Dataset rows:
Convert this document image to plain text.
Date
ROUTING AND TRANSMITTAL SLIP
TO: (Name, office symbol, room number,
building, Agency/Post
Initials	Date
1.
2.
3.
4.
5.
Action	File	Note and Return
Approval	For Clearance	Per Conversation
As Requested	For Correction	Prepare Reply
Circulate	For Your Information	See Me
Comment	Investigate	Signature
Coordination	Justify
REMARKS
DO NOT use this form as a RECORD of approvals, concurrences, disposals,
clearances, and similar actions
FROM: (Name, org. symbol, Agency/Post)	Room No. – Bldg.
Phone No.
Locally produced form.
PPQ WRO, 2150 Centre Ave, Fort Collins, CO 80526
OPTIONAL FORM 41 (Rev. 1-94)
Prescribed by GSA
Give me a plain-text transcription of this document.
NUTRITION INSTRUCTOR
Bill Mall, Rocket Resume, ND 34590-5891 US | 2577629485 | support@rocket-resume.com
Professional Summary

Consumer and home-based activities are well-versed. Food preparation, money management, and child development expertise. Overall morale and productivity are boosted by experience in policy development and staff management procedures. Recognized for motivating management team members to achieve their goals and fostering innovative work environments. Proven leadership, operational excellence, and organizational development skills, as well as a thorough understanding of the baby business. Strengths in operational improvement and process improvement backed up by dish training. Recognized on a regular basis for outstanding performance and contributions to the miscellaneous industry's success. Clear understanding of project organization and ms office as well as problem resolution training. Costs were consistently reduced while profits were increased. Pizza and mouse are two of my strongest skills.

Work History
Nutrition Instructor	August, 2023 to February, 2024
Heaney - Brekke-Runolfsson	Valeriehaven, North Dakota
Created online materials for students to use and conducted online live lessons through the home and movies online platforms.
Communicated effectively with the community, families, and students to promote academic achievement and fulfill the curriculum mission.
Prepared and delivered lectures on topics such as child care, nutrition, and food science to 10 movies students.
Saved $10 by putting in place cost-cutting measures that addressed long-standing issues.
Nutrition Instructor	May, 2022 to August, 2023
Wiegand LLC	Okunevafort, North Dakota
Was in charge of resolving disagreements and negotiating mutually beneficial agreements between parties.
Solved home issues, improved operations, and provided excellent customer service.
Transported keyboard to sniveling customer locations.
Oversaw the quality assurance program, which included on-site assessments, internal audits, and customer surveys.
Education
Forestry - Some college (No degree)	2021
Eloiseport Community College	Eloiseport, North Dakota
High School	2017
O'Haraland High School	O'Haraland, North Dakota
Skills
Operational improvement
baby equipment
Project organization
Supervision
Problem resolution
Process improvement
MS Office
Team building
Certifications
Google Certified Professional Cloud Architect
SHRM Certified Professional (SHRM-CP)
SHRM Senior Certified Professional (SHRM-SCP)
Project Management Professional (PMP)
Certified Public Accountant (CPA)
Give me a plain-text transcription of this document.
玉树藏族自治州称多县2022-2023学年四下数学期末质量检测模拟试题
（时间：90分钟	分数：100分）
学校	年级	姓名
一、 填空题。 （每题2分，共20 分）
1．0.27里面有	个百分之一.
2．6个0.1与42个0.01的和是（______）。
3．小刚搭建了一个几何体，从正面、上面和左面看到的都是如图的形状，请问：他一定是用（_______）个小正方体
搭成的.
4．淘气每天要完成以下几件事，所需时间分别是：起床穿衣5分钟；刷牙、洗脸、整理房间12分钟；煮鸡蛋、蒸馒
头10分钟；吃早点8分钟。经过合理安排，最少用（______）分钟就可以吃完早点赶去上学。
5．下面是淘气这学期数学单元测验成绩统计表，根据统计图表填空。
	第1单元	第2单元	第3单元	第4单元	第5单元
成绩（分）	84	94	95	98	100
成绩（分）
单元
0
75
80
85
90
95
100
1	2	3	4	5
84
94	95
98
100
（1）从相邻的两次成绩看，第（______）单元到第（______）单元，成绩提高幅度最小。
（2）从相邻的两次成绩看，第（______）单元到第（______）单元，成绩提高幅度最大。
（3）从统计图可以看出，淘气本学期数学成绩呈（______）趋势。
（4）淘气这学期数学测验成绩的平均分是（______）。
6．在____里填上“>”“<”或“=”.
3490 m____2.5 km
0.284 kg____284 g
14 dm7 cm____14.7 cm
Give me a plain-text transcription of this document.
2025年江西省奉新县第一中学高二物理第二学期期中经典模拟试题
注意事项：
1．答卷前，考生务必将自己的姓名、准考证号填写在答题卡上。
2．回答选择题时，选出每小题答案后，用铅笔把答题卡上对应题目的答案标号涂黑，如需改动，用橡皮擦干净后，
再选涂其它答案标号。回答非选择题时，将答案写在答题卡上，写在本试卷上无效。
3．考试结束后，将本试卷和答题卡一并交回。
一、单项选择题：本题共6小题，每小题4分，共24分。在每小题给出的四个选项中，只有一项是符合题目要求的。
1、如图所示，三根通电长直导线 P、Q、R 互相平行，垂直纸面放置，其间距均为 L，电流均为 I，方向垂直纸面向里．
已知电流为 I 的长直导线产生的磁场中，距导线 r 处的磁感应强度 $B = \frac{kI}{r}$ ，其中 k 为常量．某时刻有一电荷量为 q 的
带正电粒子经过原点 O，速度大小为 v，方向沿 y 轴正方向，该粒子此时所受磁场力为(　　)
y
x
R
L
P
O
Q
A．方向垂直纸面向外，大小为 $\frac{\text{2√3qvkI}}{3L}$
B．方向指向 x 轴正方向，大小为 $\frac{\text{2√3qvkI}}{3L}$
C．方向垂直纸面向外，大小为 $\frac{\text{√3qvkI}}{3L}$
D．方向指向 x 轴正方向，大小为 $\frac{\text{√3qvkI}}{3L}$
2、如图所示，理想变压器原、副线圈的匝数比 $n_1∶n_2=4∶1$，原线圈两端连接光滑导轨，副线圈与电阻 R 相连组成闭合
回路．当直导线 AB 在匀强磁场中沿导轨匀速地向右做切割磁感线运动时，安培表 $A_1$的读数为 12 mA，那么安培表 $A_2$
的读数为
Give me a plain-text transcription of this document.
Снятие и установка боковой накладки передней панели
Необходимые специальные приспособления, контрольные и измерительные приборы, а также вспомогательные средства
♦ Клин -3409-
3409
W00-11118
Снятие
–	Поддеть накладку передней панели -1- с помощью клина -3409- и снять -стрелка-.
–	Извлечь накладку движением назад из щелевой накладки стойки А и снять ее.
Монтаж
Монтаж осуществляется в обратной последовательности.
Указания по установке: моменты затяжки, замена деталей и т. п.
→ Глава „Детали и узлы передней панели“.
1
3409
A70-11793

§ **Goal**: Extract all of the data shown above without alteration.

§ **Correct answer**:
Convert this document image to plain text.
Date
ROUTING AND TRANSMITTAL SLIP
TO: (Name, office symbol, room number,
building, Agency/Post
Initials	Date
1.
2.
3.
4.
5.
Action	File	Note and Return
Approval	For Clearance	Per Conversation
As Requested	For Correction	Prepare Reply
Circulate	For Your Information	See Me
Comment	Investigate	Signature
Coordination	Justify
REMARKS
DO NOT use this form as a RECORD of approvals, concurrences, disposals,
clearances, and similar actions
FROM: (Name, org. symbol, Agency/Post)	Room No. – Bldg.
Phone No.
Locally produced form.
PPQ WRO, 2150 Centre Ave, Fort Collins, CO 80526
OPTIONAL FORM 41 (Rev. 1-94)
Prescribed by GSA
Give me a plain-text transcription of this document.
NUTRITION INSTRUCTOR
Bill Mall, Rocket Resume, ND 34590-5891 US | 2577629485 | support@rocket-resume.com
Professional Summary

Consumer and home-based activities are well-versed. Food preparation, money management, and child development expertise. Overall morale and productivity are boosted by experience in policy development and staff management procedures. Recognized for motivating management team members to achieve their goals and fostering innovative work environments. Proven leadership, operational excellence, and organizational development skills, as well as a thorough understanding of the baby business. Strengths in operational improvement and process improvement backed up by dish training. Recognized on a regular basis for outstanding performance and contributions to the miscellaneous industry's success. Clear understanding of project organization and ms office as well as problem resolution training. Costs were consistently reduced while profits were increased. Pizza and mouse are two of my strongest skills.

Work History
Nutrition Instructor	August, 2023 to February, 2024
Heaney - Brekke-Runolfsson	Valeriehaven, North Dakota
Created online materials for students to use and conducted online live lessons through the home and movies online platforms.
Communicated effectively with the community, families, and students to promote academic achievement and fulfill the curriculum mission.
Prepared and delivered lectures on topics such as child care, nutrition, and food science to 10 movies students.
Saved $10 by putting in place cost-cutting measures that addressed long-standing issues.
Nutrition Instructor	May, 2022 to August, 2023
Wiegand LLC	Okunevafort, North Dakota
Was in charge of resolving disagreements and negotiating mutually beneficial agreements between parties.
Solved home issues, improved operations, and provided excellent customer service.
Transported keyboard to sniveling customer locations.
Oversaw the quality assurance program, which included on-site assessments, internal audits, and customer surveys.
Education
Forestry - Some college (No degree)	2021
Eloiseport Community College	Eloiseport, North Dakota
High School	2017
O'Haraland High School	O'Haraland, North Dakota
Skills
Operational improvement
baby equipment
Project organization
Supervision
Problem resolution
Process improvement
MS Office
Team building
Certifications
Google Certified Professional Cloud Architect
SHRM Certified Professional (SHRM-CP)
SHRM Senior Certified Professional (SHRM-SCP)
Project Management Professional (PMP)
Certified Public Accountant (CPA)
Give me a plain-text transcription of this document.
玉树藏族自治州称多县2022-2023学年四下数学期末质量检测模拟试题
（时间：90分钟	分数：100分）
学校	年级	姓名
一、 填空题。 （每题2分，共20 分）
1．0.27里面有	个百分之一.
2．6个0.1与42个0.01的和是（______）。
3．小刚搭建了一个几何体，从正面、上面和左面看到的都是如图的形状，请问：他一定是用（_______）个小正方体
搭成的.
4．淘气每天要完成以下几件事，所需时间分别是：起床穿衣5分钟；刷牙、洗脸、整理房间12分钟；煮鸡蛋、蒸馒
头10分钟；吃早点8分钟。经过合理安排，最少用（______）分钟就可以吃完早点赶去上学。
5．下面是淘气这学期数学单元测验成绩统计表，根据统计图表填空。
	第1单元	第2单元	第3单元	第4单元	第5单元
成绩（分）	84	94	95	98	100
成绩（分）
单元
0
75
80
85
90
95
100
1	2	3	4	5
84
94	95
98
100
（1）从相邻的两次成绩看，第（______）单元到第（______）单元，成绩提高幅度最小。
（2）从相邻的两次成绩看，第（______）单元到第（______）单元，成绩提高幅度最大。
（3）从统计图可以看出，淘气本学期数学成绩呈（______）趋势。
（4）淘气这学期数学测验成绩的平均分是（______）。
6．在____里填上“>”“<”或“=”.
3490 m____2.5 km
0.284 kg____284 g
14 dm7 cm____14.7 cm
Give me a plain-text transcription of this document.
2025年江西省奉新县第一中学高二物理第二学期期中经典模拟试题
注意事项：
1．答卷前，考生务必将自己的姓名、准考证号填写在答题卡上。
2．回答选择题时，选出每小题答案后，用铅笔把答题卡上对应题目的答案标号涂黑，如需改动，用橡皮擦干净后，
再选涂其它答案标号。回答非选择题时，将答案写在答题卡上，写在本试卷上无效。
3．考试结束后，将本试卷和答题卡一并交回。
一、单项选择题：本题共6小题，每小题4分，共24分。在每小题给出的四个选项中，只有一项是符合题目要求的。
1、如图所示，三根通电长直导线 P、Q、R 互相平行，垂直纸面放置，其间距均为 L，电流均为 I，方向垂直纸面向里．
已知电流为 I 的长直导线产生的磁场中，距导线 r 处的磁感应强度 $B = \frac{kI}{r}$ ，其中 k 为常量．某时刻有一电荷量为 q 的
带正电粒子经过原点 O，速度大小为 v，方向沿 y 轴正方向，该粒子此时所受磁场力为(　　)
y
x
R
L
P
O
Q
A．方向垂直纸面向外，大小为 $\frac{\text{2√3qvkI}}{3L}$
B．方向指向 x 轴正方向，大小为 $\frac{\text{2√3qvkI}}{3L}$
C．方向垂直纸面向外，大小为 $\frac{\text{√3qvkI}}{3L}$
D．方向指向 x 轴正方向，大小为 $\frac{\text{√3qvkI}}{3L}$
2、如图所示，理想变压器原、副线圈的匝数比 $n_1∶n_2=4∶1$，原线圈两端连接光滑导轨，副线圈与电阻 R 相连组成闭合
回路．当直导线 AB 在匀强磁场中沿导轨匀速地向右做切割磁感线运动时，安培表 $A_1$的读数为 12 mA，那么安培表 $A_2$
的读数为
Give me a plain-text transcription of this document.
Снятие и установка боковой накладки передней панели
Необходимые специальные приспособления, контрольные и измерительные приборы, а также вспомогательные средства
♦ Клин -3409-
3409
W00-11118
Снятие
–	Поддеть накладку передней панели -1- с помощью клина -3409- и снять -стрелка-.
–	Извлечь накладку движением назад из щелевой накладки стойки А и снять ее.
Монтаж
Монтаж осуществляется в обратной последовательности.
Указания по установке: моменты затяжки, замена деталей и т. п.
→ Глава „Детали и узлы передней панели“.
1
3409
A70-11793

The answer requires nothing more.